Aim of the exercise:
Word for word, print each line of the listing below; pictures stay out.

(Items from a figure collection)
>>

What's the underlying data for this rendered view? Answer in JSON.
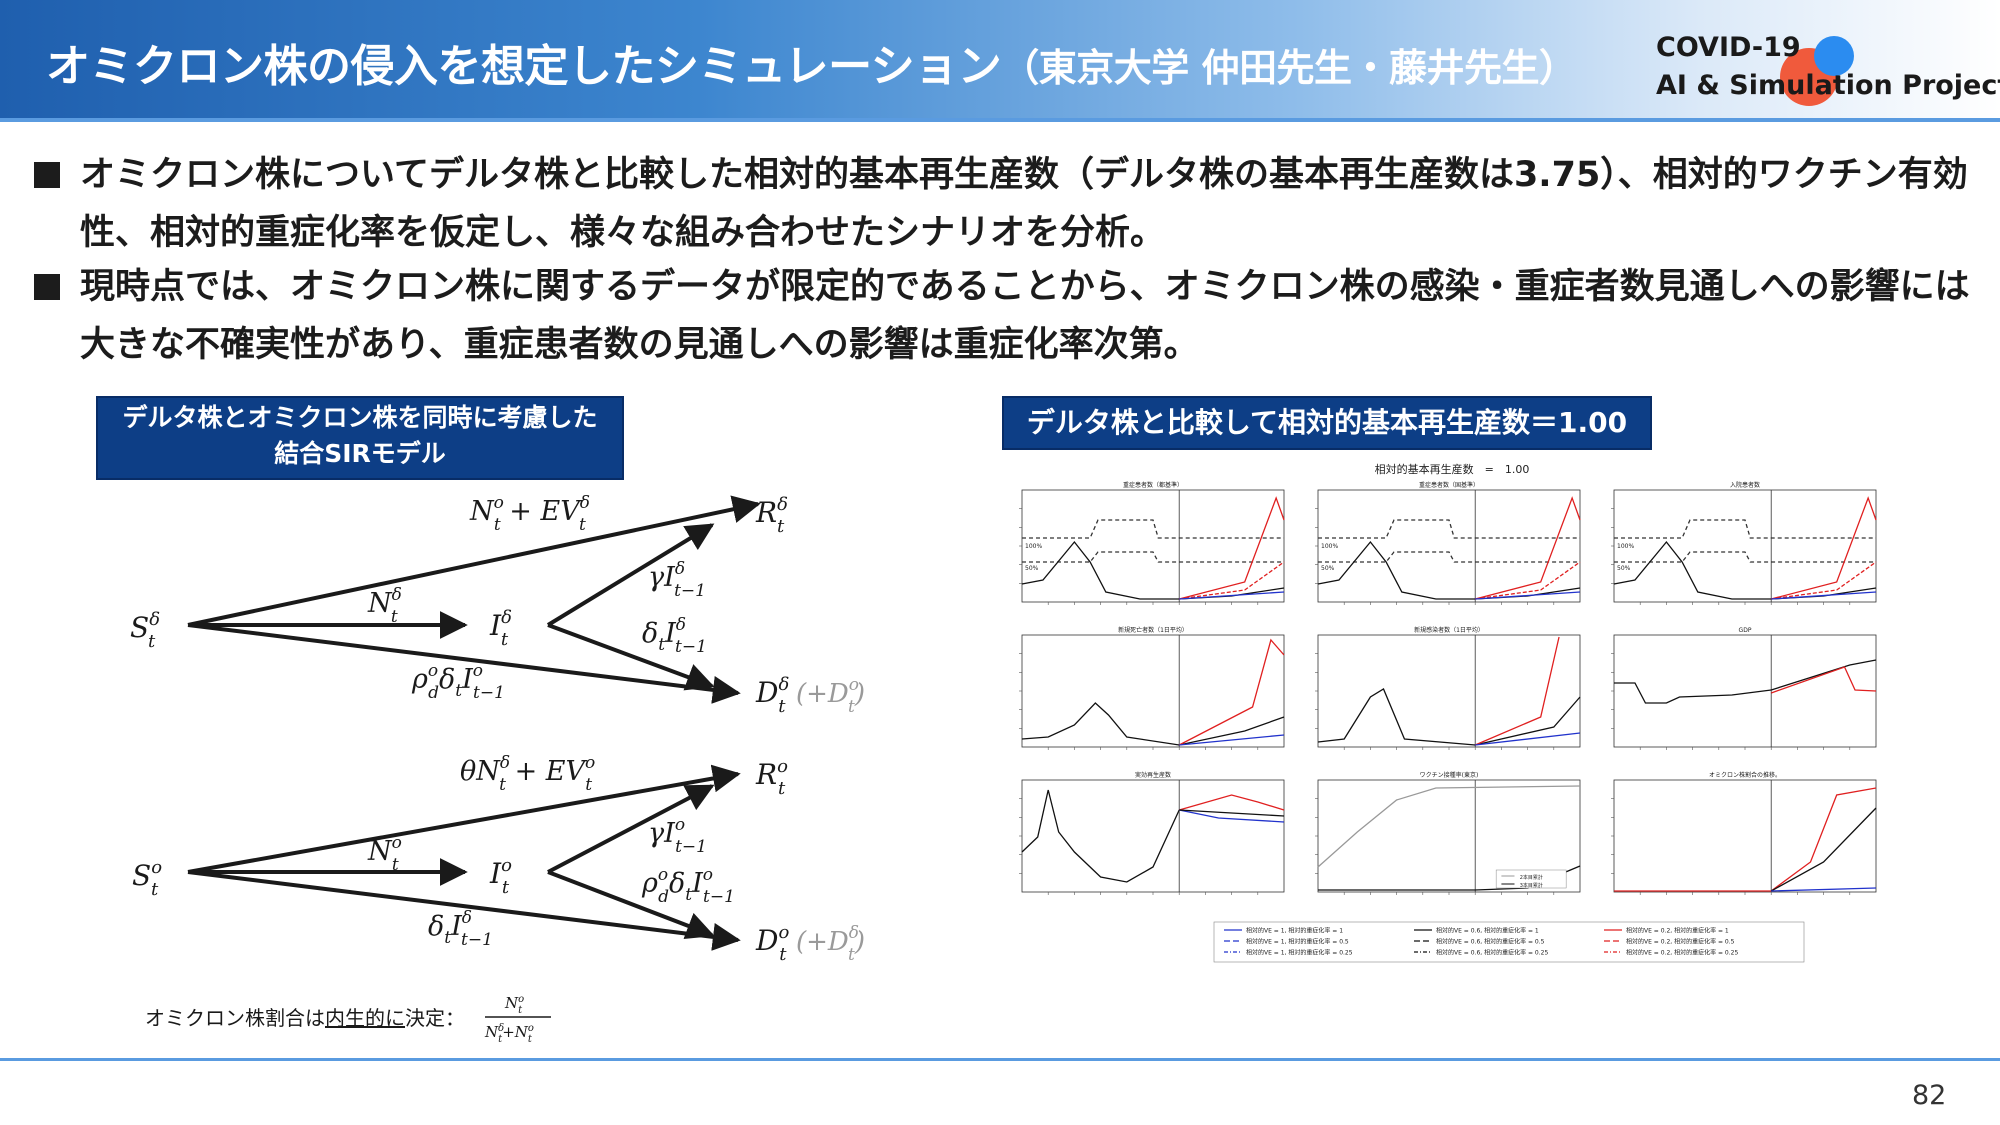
{
  "header": {
    "title": "オミクロン株の侵入を想定したシミュレーション",
    "title_paren": "（東京大学 仲田先生・藤井先生）",
    "logo_line1": "COVID-19",
    "logo_line2": "AI & Simulation Project"
  },
  "bullets": [
    "オミクロン株についてデルタ株と比較した相対的基本再生産数（デルタ株の基本再生産数は3.75）、相対的ワクチン有効性、相対的重症化率を仮定し、様々な組み合わせたシナリオを分析。",
    "現時点では、オミクロン株に関するデータが限定的であることから、オミクロン株の感染・重症者数見通しへの影響には大きな不確実性があり、重症患者数の見通しへの影響は重症化率次第。"
  ],
  "left_box": {
    "line1": "デルタ株とオミクロン株を同時に考慮した",
    "line2": "結合SIRモデル"
  },
  "right_box": "デルタ株と比較して相対的基本再生産数＝1.00",
  "omicron_note": {
    "prefix": "オミクロン株割合は",
    "underlined": "内生的に",
    "suffix": "決定："
  },
  "chart_header": "相対的基本再生産数　=　1.00",
  "panels": [
    {
      "title": "重症患者数（都基準）",
      "l100": "100%",
      "l50": "50%"
    },
    {
      "title": "重症患者数（国基準）",
      "l100": "100%",
      "l50": "50%"
    },
    {
      "title": "入院患者数",
      "l100": "100%",
      "l50": "50%"
    },
    {
      "title": "新規死亡者数（1日平均）"
    },
    {
      "title": "新規感染者数（1日平均）"
    },
    {
      "title": "GDP"
    },
    {
      "title": "実効再生産数"
    },
    {
      "title": "ワクチン接種率(東京)",
      "legend": [
        "2本目累計",
        "3本目累計"
      ]
    },
    {
      "title": "オミクロン株割合の推移。"
    }
  ],
  "chart_legend": [
    [
      "相対的VE = 1, 相対的重症化率 = 1",
      "相対的VE = 0.6, 相対的重症化率 = 1",
      "相対的VE = 0.2, 相対的重症化率 = 1"
    ],
    [
      "相対的VE = 1, 相対的重症化率 = 0.5",
      "相対的VE = 0.6, 相対的重症化率 = 0.5",
      "相対的VE = 0.2, 相対的重症化率 = 0.5"
    ],
    [
      "相対的VE = 1, 相対的重症化率 = 0.25",
      "相対的VE = 0.6, 相対的重症化率 = 0.25",
      "相対的VE = 0.2, 相対的重症化率 = 0.25"
    ]
  ],
  "colors": {
    "ve1": "#2233cc",
    "ve06": "#111111",
    "ve02": "#e02020",
    "vaccine": "#999999"
  },
  "page_number": "82"
}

<<

Output for this task:
What's the underlying data for this rendered view? Answer in JSON.
{
  "header": {
    "title": "オミクロン株の侵入を想定したシミュレーション",
    "title_paren": "（東京大学 仲田先生・藤井先生）",
    "logo_line1": "COVID-19",
    "logo_line2": "AI & Simulation Project"
  },
  "bullets": [
    "オミクロン株についてデルタ株と比較した相対的基本再生産数（デルタ株の基本再生産数は3.75）、相対的ワクチン有効性、相対的重症化率を仮定し、様々な組み合わせたシナリオを分析。",
    "現時点では、オミクロン株に関するデータが限定的であることから、オミクロン株の感染・重症者数見通しへの影響には大きな不確実性があり、重症患者数の見通しへの影響は重症化率次第。"
  ],
  "left_box": {
    "line1": "デルタ株とオミクロン株を同時に考慮した",
    "line2": "結合SIRモデル"
  },
  "right_box": "デルタ株と比較して相対的基本再生産数＝1.00",
  "omicron_note": {
    "prefix": "オミクロン株割合は",
    "underlined": "内生的に",
    "suffix": "決定："
  },
  "chart_header": "相対的基本再生産数　=　1.00",
  "panels": [
    {
      "title": "重症患者数（都基準）",
      "l100": "100%",
      "l50": "50%"
    },
    {
      "title": "重症患者数（国基準）",
      "l100": "100%",
      "l50": "50%"
    },
    {
      "title": "入院患者数",
      "l100": "100%",
      "l50": "50%"
    },
    {
      "title": "新規死亡者数（1日平均）"
    },
    {
      "title": "新規感染者数（1日平均）"
    },
    {
      "title": "GDP"
    },
    {
      "title": "実効再生産数"
    },
    {
      "title": "ワクチン接種率(東京)",
      "legend": [
        "2本目累計",
        "3本目累計"
      ]
    },
    {
      "title": "オミクロン株割合の推移。"
    }
  ],
  "chart_legend": [
    [
      "相対的VE = 1, 相対的重症化率 = 1",
      "相対的VE = 0.6, 相対的重症化率 = 1",
      "相対的VE = 0.2, 相対的重症化率 = 1"
    ],
    [
      "相対的VE = 1, 相対的重症化率 = 0.5",
      "相対的VE = 0.6, 相対的重症化率 = 0.5",
      "相対的VE = 0.2, 相対的重症化率 = 0.5"
    ],
    [
      "相対的VE = 1, 相対的重症化率 = 0.25",
      "相対的VE = 0.6, 相対的重症化率 = 0.25",
      "相対的VE = 0.2, 相対的重症化率 = 0.25"
    ]
  ],
  "colors": {
    "ve1": "#2233cc",
    "ve06": "#111111",
    "ve02": "#e02020",
    "vaccine": "#999999"
  },
  "page_number": "82"
}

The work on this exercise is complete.